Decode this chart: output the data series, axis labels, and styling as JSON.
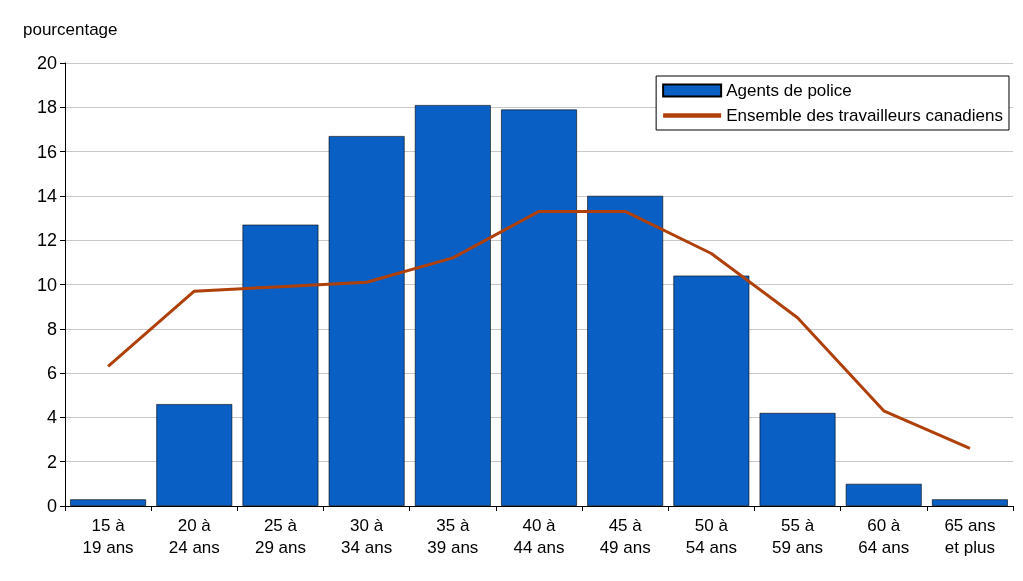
{
  "chart_data": {
    "type": "bar",
    "ylabel": "pourcentage",
    "categories": [
      "15 à\n19 ans",
      "20 à\n24 ans",
      "25 à\n29 ans",
      "30 à\n34 ans",
      "35 à\n39 ans",
      "40 à\n44 ans",
      "45 à\n49 ans",
      "50 à\n54 ans",
      "55 à\n59 ans",
      "60 à\n64 ans",
      "65 ans\net plus"
    ],
    "series": [
      {
        "name": "Agents de police",
        "color": "#0a5fc4",
        "values": [
          0.3,
          4.6,
          12.7,
          16.7,
          18.1,
          17.9,
          14.0,
          10.4,
          4.2,
          1.0,
          0.3
        ]
      },
      {
        "name": "Ensemble des travailleurs canadiens",
        "type": "line",
        "color": "#b0400a",
        "values": [
          6.3,
          9.7,
          9.9,
          10.1,
          11.2,
          13.3,
          13.3,
          11.4,
          8.5,
          4.3,
          2.6
        ]
      }
    ],
    "ylim": [
      0,
      20
    ],
    "yticks": [
      0,
      2,
      4,
      6,
      8,
      10,
      12,
      14,
      16,
      18,
      20
    ],
    "grid": "y",
    "legend": "top right",
    "marker": "none"
  }
}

### Goal
Leaving aside the images, write out the entries above word for word.

### Problem solution
Decode this chart: output the data series, axis labels, and styling as JSON.
{
  "chart_data": {
    "type": "bar",
    "ylabel": "pourcentage",
    "categories": [
      "15 à\n19 ans",
      "20 à\n24 ans",
      "25 à\n29 ans",
      "30 à\n34 ans",
      "35 à\n39 ans",
      "40 à\n44 ans",
      "45 à\n49 ans",
      "50 à\n54 ans",
      "55 à\n59 ans",
      "60 à\n64 ans",
      "65 ans\net plus"
    ],
    "series": [
      {
        "name": "Agents de police",
        "color": "#0a5fc4",
        "values": [
          0.3,
          4.6,
          12.7,
          16.7,
          18.1,
          17.9,
          14.0,
          10.4,
          4.2,
          1.0,
          0.3
        ]
      },
      {
        "name": "Ensemble des travailleurs canadiens",
        "type": "line",
        "color": "#b0400a",
        "values": [
          6.3,
          9.7,
          9.9,
          10.1,
          11.2,
          13.3,
          13.3,
          11.4,
          8.5,
          4.3,
          2.6
        ]
      }
    ],
    "ylim": [
      0,
      20
    ],
    "yticks": [
      0,
      2,
      4,
      6,
      8,
      10,
      12,
      14,
      16,
      18,
      20
    ],
    "grid": "y",
    "legend": "top right",
    "marker": "none"
  }
}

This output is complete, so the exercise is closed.